Each entry must be given again exactly; images do not belong in the copy.

INFORMATION GIVEN:
## BEGIN
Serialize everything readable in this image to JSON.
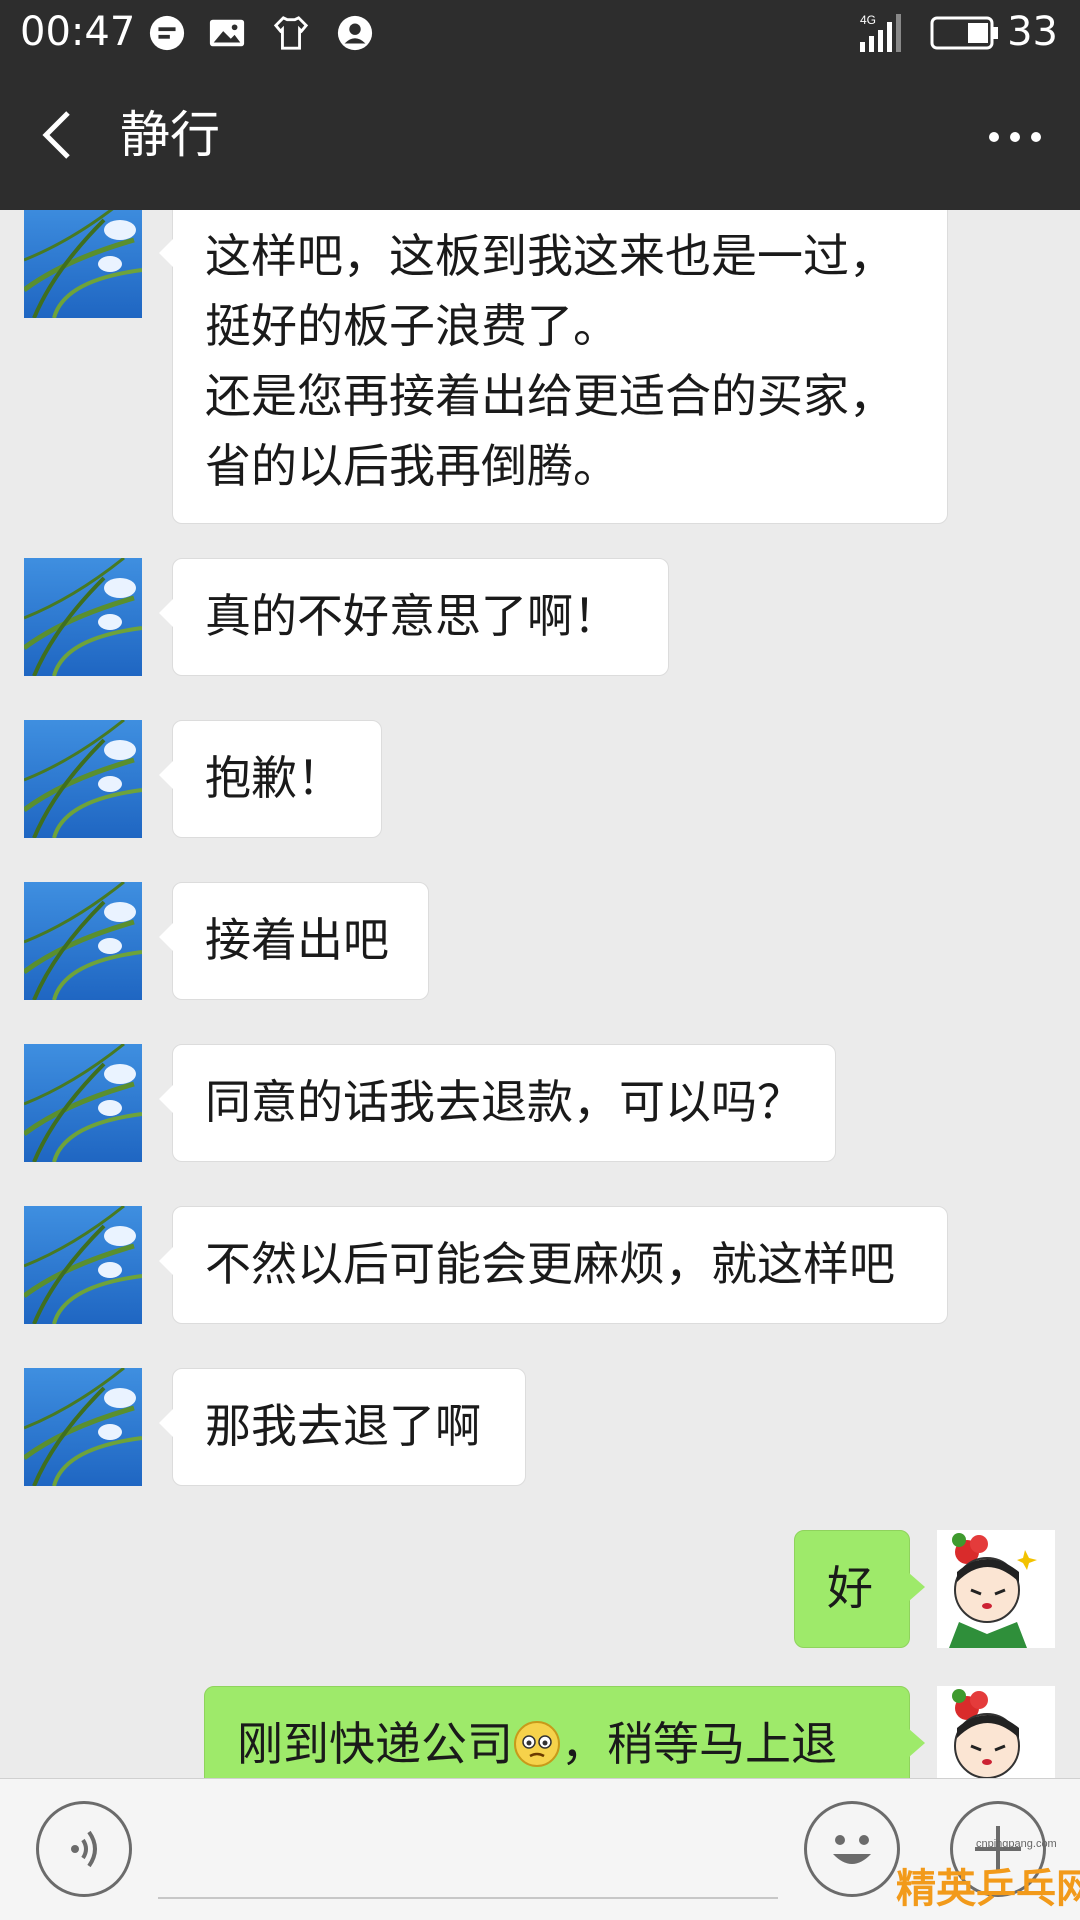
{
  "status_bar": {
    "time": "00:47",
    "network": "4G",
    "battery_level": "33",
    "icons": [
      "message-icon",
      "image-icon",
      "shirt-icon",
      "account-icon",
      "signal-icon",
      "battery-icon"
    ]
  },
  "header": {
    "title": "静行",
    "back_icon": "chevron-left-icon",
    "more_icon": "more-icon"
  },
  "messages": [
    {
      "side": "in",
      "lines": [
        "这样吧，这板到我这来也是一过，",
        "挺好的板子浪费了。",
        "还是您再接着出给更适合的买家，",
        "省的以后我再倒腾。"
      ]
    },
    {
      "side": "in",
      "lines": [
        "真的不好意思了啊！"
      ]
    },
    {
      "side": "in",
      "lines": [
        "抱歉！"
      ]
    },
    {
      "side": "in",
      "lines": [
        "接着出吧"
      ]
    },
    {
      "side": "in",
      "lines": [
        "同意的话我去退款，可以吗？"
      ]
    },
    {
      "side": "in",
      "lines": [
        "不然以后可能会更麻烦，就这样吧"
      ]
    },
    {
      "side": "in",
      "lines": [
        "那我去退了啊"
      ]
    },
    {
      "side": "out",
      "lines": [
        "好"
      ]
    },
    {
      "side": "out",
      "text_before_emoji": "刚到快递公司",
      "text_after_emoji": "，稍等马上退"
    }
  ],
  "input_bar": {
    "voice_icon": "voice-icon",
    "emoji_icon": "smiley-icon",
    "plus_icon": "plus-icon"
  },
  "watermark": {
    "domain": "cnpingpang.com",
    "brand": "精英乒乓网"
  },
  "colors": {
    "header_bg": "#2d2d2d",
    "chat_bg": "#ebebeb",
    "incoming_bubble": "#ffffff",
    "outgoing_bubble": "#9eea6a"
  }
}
## END
THE COMPLETED TASK:
Serialize everything readable in this image to JSON.
{
  "status_bar": {
    "time": "00:47",
    "network": "4G",
    "battery_level": "33",
    "icons": [
      "message-icon",
      "image-icon",
      "shirt-icon",
      "account-icon",
      "signal-icon",
      "battery-icon"
    ]
  },
  "header": {
    "title": "静行",
    "back_icon": "chevron-left-icon",
    "more_icon": "more-icon"
  },
  "messages": [
    {
      "side": "in",
      "lines": [
        "这样吧，这板到我这来也是一过，",
        "挺好的板子浪费了。",
        "还是您再接着出给更适合的买家，",
        "省的以后我再倒腾。"
      ]
    },
    {
      "side": "in",
      "lines": [
        "真的不好意思了啊！"
      ]
    },
    {
      "side": "in",
      "lines": [
        "抱歉！"
      ]
    },
    {
      "side": "in",
      "lines": [
        "接着出吧"
      ]
    },
    {
      "side": "in",
      "lines": [
        "同意的话我去退款，可以吗？"
      ]
    },
    {
      "side": "in",
      "lines": [
        "不然以后可能会更麻烦，就这样吧"
      ]
    },
    {
      "side": "in",
      "lines": [
        "那我去退了啊"
      ]
    },
    {
      "side": "out",
      "lines": [
        "好"
      ]
    },
    {
      "side": "out",
      "text_before_emoji": "刚到快递公司",
      "text_after_emoji": "，稍等马上退"
    }
  ],
  "input_bar": {
    "voice_icon": "voice-icon",
    "emoji_icon": "smiley-icon",
    "plus_icon": "plus-icon"
  },
  "watermark": {
    "domain": "cnpingpang.com",
    "brand": "精英乒乓网"
  },
  "colors": {
    "header_bg": "#2d2d2d",
    "chat_bg": "#ebebeb",
    "incoming_bubble": "#ffffff",
    "outgoing_bubble": "#9eea6a"
  }
}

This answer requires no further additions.